(Some records)
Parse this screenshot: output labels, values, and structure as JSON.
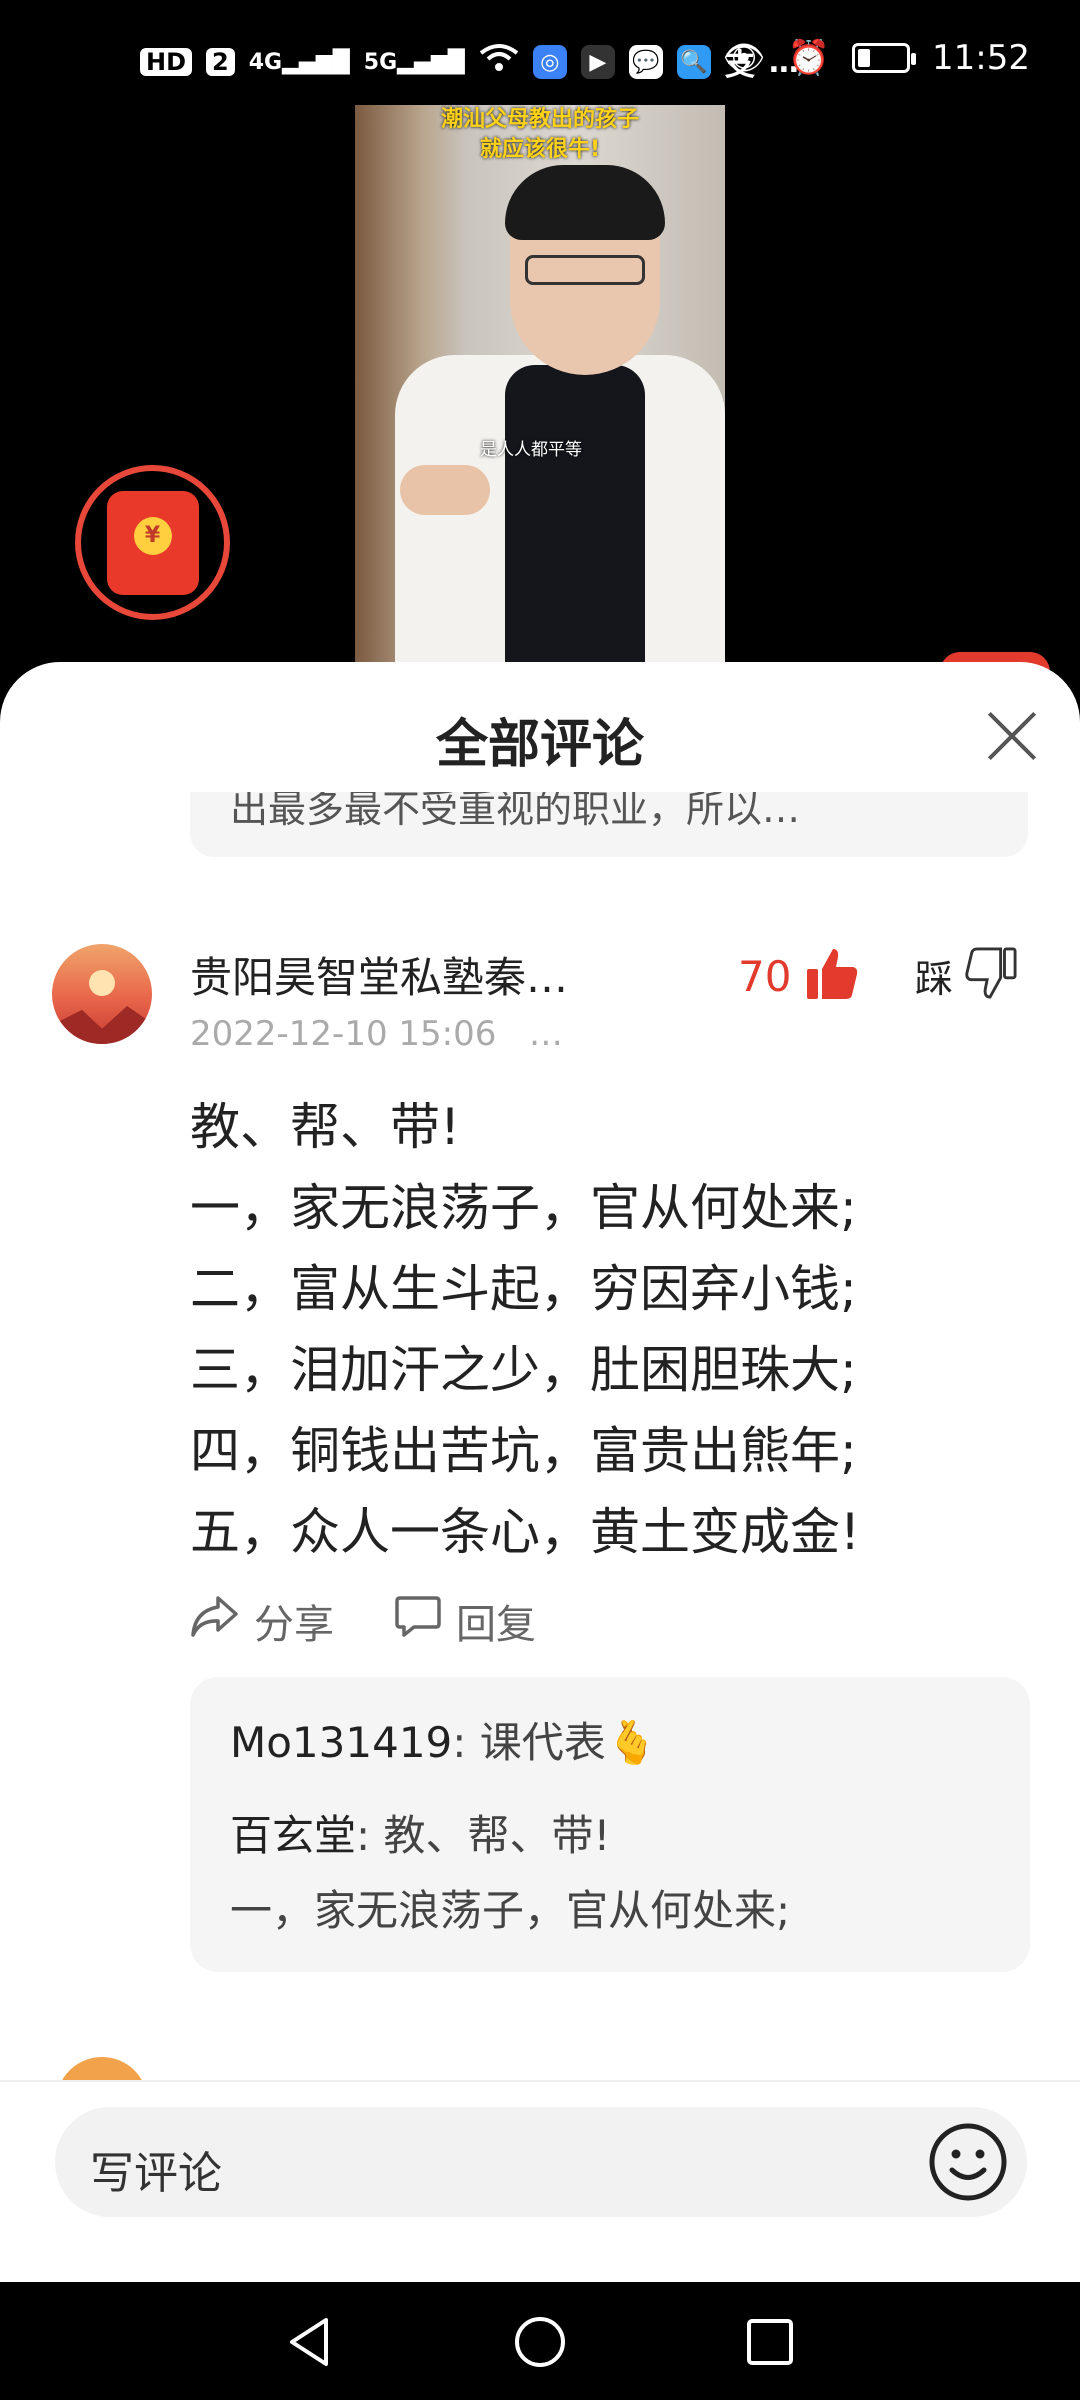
{
  "status_bar": {
    "left_icons": [
      "HD",
      "2",
      "4G",
      "5G",
      "wifi-icon",
      "browser-icon",
      "flag-icon",
      "wechat-icon",
      "search-icon",
      "alipay-icon",
      "…"
    ],
    "hd_label": "HD",
    "sim_label": "2",
    "net1": "4G",
    "net2": "5G",
    "more": "…",
    "time": "11:52"
  },
  "video": {
    "caption": "潮汕父母教出的孩子\n就应该很牛!",
    "caption_line1": "潮汕父母教出的孩子",
    "caption_line2": "就应该很牛!",
    "subtitle": "是人人都平等"
  },
  "comments_sheet": {
    "title": "全部评论",
    "prev_reply_fragment": "出最多最不受重视的职业，所以…",
    "comment": {
      "username": "贵阳昊智堂私塾秦…",
      "timestamp": "2022-12-10 15:06",
      "more": "…",
      "like_count": "70",
      "dislike_label": "踩",
      "lines": [
        "教、帮、带!",
        "一，家无浪荡子，官从何处来;",
        "二，富从生斗起，穷因弃小钱;",
        "三，泪加汗之少，肚困胆珠大;",
        "四，铜钱出苦坑，富贵出熊年;",
        "五，众人一条心，黄土变成金!"
      ],
      "share_label": "分享",
      "reply_label": "回复",
      "replies": [
        {
          "name": "Mo131419",
          "text": ": 课代表🫰"
        },
        {
          "name": "百玄堂",
          "text": ": 教、帮、带!",
          "text2": "一，家无浪荡子，官从何处来;"
        }
      ]
    }
  },
  "input_bar": {
    "placeholder": "写评论"
  },
  "colors": {
    "accent_red": "#e23a2c",
    "sheet_bg": "#ffffff",
    "reply_bg": "#f5f5f5"
  }
}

== Stated goal ==
Which lines in the records above contain the string "潮汕父母教出的孩子"? Copy each one.

== The solution ==
    "caption": "潮汕父母教出的孩子\n就应该很牛!",
    "caption_line1": "潮汕父母教出的孩子",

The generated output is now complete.